Rewrite the entries from the line containing "ha-no[interactable] [1090, 218, 1102, 230]" through the line containing "line-5: 5 Total", inclusive, changing "Amended return" to "Corrected return" and leaving everything else the same.
——
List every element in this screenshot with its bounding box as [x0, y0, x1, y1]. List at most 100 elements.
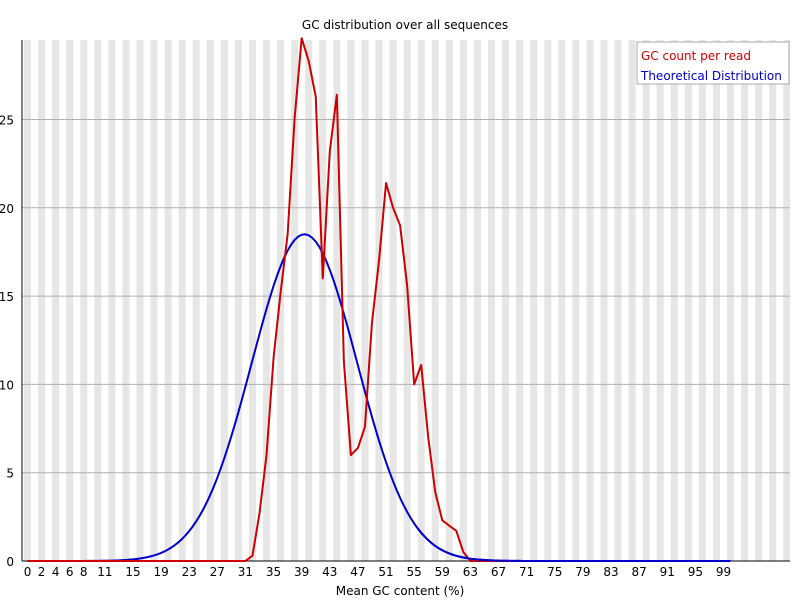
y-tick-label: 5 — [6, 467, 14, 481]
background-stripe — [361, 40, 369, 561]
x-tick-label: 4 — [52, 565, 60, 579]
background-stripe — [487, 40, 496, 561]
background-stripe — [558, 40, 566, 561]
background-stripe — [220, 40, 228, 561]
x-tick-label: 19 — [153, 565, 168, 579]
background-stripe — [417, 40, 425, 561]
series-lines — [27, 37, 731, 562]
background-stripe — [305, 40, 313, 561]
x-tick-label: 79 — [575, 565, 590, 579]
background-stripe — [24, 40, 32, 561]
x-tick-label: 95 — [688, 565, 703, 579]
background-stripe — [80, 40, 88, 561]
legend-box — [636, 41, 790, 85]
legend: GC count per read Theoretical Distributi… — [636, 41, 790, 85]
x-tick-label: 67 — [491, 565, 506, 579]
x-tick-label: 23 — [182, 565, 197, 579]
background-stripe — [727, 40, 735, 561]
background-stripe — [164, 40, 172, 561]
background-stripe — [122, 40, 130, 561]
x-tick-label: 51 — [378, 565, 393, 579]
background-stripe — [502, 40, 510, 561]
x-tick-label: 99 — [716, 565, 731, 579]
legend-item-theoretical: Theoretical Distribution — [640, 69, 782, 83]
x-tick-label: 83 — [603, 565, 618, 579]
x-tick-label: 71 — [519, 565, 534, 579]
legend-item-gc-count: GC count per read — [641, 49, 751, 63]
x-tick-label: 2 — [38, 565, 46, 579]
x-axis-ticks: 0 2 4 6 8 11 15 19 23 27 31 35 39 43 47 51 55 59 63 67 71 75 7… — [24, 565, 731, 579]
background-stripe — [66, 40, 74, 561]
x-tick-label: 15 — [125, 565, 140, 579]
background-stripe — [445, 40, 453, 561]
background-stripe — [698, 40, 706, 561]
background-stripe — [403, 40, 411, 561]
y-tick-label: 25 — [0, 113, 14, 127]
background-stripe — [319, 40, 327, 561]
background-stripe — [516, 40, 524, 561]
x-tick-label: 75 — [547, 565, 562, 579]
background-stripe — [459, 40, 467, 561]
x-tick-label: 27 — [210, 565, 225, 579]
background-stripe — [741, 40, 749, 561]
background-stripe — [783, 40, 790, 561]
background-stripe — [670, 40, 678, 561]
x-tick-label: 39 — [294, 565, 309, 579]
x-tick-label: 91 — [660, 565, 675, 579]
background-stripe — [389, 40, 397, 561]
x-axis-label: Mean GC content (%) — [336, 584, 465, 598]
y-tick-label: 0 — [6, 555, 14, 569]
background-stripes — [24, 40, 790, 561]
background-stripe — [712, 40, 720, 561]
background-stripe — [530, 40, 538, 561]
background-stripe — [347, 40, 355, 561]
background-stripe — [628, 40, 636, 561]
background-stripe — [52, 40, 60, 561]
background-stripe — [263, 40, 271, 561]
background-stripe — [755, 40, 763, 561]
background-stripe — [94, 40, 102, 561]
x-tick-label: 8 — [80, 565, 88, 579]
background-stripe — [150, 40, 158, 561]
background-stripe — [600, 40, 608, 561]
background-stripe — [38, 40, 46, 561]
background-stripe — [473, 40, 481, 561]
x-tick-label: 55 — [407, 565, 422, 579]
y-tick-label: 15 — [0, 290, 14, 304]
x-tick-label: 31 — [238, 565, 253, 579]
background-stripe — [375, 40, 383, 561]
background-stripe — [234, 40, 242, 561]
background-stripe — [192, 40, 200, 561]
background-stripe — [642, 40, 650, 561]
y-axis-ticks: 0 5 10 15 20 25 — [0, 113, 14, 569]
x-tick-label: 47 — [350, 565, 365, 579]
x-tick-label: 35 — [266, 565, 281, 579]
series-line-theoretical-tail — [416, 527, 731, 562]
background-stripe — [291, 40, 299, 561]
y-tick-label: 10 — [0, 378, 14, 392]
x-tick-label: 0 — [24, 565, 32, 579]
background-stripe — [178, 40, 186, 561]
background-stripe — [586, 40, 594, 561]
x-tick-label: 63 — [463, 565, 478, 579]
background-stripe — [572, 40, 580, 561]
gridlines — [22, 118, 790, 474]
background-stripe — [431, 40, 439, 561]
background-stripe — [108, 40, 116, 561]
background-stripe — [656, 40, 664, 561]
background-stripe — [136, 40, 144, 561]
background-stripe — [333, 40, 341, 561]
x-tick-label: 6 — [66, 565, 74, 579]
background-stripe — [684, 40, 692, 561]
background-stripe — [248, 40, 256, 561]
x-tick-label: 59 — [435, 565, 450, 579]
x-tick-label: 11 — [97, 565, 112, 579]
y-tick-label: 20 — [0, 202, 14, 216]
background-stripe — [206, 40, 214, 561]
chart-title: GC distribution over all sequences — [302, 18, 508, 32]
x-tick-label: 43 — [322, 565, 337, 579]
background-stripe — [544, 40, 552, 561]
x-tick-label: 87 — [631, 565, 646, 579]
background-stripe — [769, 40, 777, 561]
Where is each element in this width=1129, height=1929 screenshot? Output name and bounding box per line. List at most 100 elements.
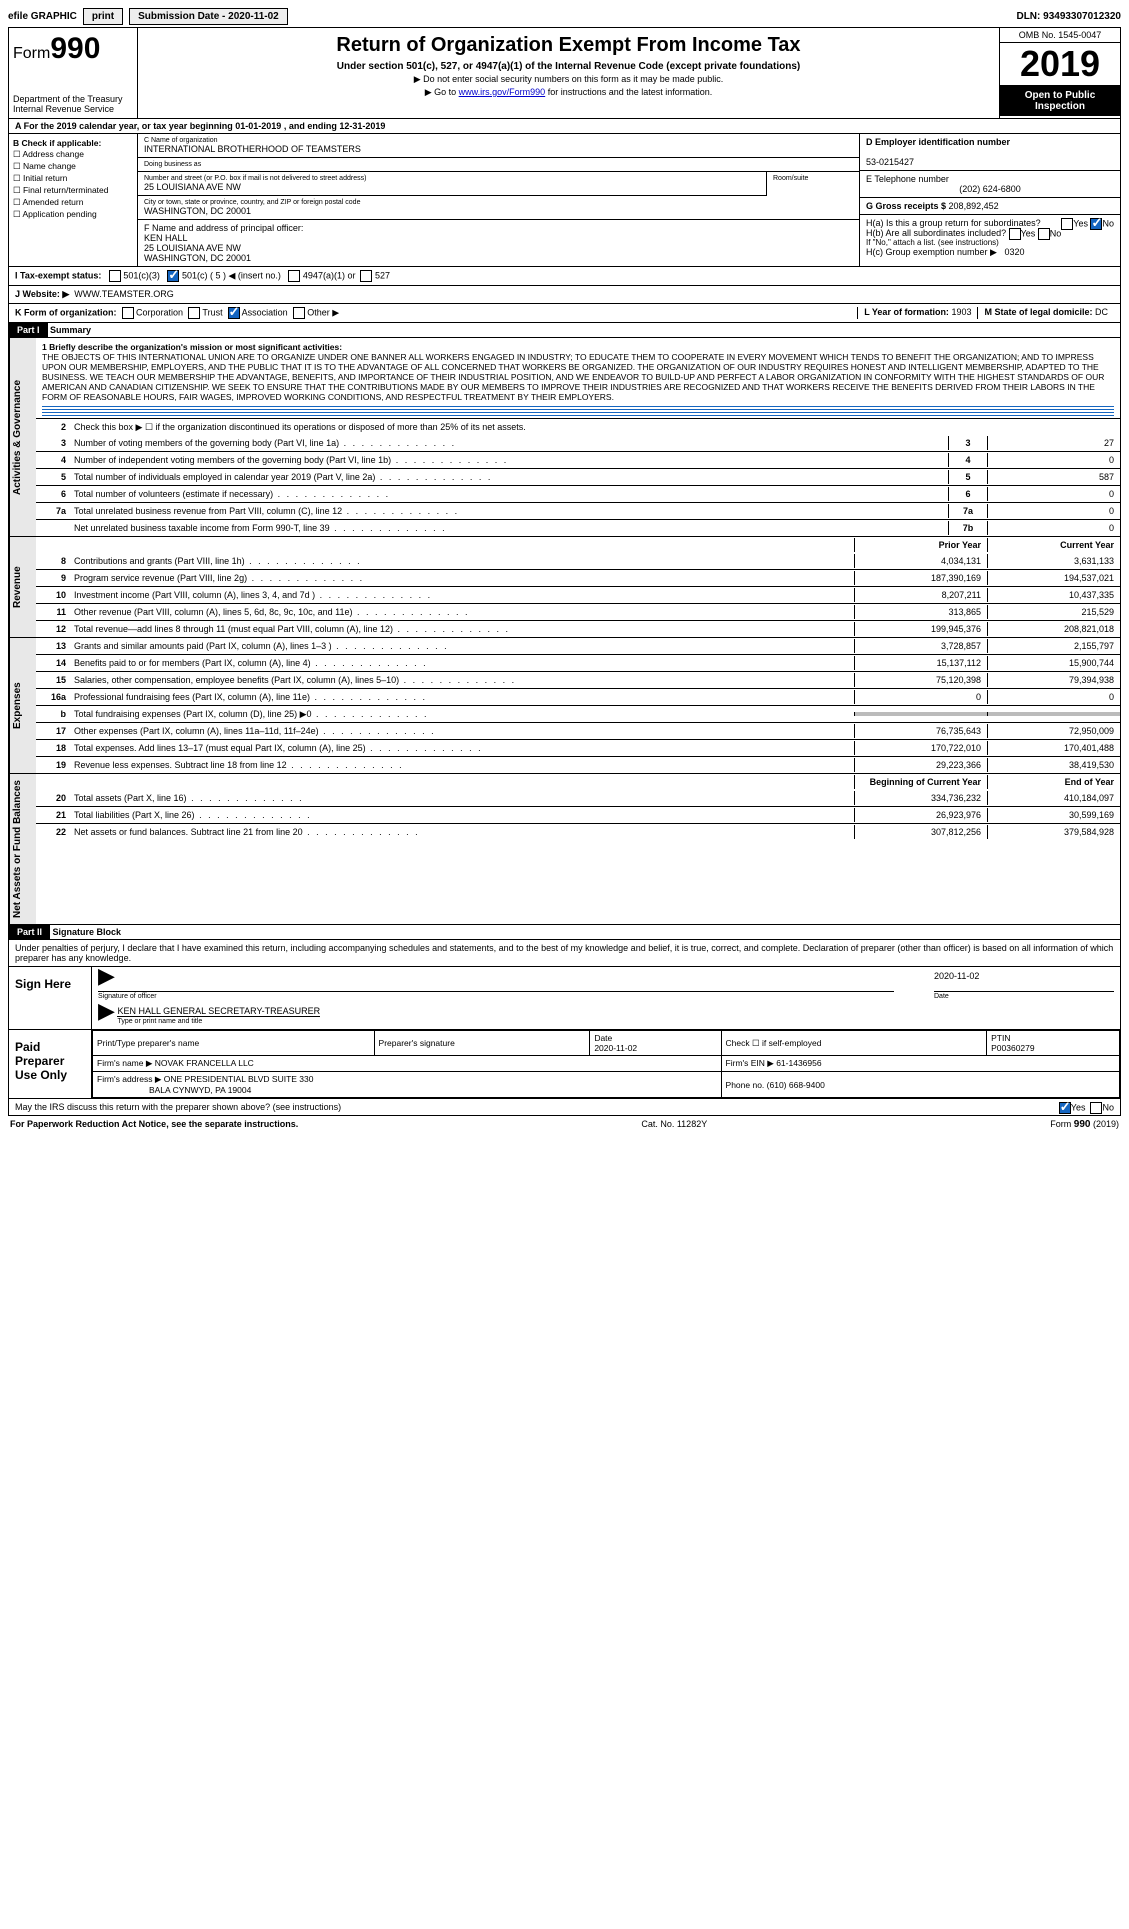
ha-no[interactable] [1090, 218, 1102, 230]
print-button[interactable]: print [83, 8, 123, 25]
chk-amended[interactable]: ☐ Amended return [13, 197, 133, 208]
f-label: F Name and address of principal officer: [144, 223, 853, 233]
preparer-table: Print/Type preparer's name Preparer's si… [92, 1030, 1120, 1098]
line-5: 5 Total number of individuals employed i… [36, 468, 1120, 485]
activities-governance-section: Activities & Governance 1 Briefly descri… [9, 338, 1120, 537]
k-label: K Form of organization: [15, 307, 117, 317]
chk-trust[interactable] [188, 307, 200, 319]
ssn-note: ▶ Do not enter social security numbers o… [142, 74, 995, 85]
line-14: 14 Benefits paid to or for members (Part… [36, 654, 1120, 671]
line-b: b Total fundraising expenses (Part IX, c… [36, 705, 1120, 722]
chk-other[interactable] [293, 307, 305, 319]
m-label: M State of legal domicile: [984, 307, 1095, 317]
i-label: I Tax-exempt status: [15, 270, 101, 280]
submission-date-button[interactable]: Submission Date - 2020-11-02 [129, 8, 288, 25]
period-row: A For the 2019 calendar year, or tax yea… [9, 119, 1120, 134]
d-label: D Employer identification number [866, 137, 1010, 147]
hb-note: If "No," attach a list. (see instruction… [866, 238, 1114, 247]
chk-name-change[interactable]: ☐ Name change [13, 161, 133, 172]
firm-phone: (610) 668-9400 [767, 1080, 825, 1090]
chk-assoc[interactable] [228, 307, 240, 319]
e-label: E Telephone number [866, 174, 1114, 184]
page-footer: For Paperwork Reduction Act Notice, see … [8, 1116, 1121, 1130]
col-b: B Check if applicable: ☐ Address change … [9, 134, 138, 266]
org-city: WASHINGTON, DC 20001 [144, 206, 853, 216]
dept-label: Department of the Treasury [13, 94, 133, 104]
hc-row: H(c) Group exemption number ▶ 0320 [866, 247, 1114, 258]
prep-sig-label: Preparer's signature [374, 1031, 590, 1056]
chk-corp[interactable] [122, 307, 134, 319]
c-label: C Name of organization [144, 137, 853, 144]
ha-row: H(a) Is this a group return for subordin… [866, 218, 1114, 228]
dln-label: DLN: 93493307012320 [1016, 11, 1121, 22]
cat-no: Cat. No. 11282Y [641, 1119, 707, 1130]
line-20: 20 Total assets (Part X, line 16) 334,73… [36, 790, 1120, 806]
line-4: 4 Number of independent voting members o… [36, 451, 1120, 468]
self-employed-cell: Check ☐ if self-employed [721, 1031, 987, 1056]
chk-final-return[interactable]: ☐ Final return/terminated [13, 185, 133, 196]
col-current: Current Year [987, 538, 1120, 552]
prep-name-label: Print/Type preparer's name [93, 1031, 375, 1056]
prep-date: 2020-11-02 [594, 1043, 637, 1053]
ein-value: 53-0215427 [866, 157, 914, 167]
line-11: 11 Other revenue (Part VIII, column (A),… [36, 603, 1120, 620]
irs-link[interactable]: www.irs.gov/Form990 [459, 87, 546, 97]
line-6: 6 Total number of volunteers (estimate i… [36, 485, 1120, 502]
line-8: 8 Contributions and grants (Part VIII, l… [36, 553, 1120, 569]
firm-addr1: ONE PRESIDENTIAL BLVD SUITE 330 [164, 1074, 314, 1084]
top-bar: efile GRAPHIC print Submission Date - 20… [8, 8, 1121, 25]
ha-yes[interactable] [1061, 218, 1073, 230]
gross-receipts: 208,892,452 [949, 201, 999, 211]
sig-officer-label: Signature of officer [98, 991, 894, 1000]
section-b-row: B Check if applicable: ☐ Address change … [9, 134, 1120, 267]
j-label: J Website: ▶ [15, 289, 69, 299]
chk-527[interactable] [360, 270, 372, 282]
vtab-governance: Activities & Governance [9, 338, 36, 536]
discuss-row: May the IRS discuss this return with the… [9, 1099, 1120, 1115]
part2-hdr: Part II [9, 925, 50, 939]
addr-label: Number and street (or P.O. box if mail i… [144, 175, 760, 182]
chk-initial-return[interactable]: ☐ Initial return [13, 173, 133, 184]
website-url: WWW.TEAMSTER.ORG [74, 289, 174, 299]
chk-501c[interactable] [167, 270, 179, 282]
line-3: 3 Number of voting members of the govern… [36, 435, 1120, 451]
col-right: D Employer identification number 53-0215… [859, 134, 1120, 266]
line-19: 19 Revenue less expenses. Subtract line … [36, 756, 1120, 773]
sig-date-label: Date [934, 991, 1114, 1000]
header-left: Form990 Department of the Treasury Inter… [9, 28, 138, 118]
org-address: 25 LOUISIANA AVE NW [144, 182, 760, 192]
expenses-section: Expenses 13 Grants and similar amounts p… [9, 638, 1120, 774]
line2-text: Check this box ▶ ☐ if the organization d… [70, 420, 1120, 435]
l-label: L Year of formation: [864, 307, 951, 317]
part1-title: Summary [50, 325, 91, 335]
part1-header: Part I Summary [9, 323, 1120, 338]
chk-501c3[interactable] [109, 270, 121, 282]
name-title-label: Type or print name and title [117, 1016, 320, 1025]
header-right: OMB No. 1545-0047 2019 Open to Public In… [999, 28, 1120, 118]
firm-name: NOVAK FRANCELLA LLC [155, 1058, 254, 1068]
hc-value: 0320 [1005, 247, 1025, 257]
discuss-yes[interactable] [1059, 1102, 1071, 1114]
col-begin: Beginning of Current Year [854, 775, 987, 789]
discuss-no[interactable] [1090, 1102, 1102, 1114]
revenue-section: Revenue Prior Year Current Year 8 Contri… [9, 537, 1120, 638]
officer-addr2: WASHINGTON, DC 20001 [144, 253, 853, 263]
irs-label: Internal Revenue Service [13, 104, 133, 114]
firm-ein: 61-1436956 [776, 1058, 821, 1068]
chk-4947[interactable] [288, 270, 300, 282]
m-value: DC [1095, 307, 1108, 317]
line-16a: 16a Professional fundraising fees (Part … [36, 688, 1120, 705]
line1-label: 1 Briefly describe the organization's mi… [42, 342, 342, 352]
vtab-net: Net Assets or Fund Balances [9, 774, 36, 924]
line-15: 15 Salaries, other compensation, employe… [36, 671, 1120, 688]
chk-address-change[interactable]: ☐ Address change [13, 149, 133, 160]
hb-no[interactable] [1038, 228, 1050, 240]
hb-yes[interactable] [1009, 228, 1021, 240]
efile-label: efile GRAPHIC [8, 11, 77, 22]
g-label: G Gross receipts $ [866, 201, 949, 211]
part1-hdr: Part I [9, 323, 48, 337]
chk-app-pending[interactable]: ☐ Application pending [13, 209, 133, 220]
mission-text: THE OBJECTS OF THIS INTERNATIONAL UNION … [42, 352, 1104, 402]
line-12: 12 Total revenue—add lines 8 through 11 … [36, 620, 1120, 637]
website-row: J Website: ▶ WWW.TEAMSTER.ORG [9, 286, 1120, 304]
——
→ Task response
ha-no[interactable] [1090, 218, 1102, 230]
print-button[interactable]: print [83, 8, 123, 25]
chk-amended[interactable]: ☐ Corrected return [13, 197, 133, 208]
f-label: F Name and address of principal officer: [144, 223, 853, 233]
preparer-table: Print/Type preparer's name Preparer's si… [92, 1030, 1120, 1098]
line-5: 5 Total number of individuals employed i… [36, 468, 1120, 485]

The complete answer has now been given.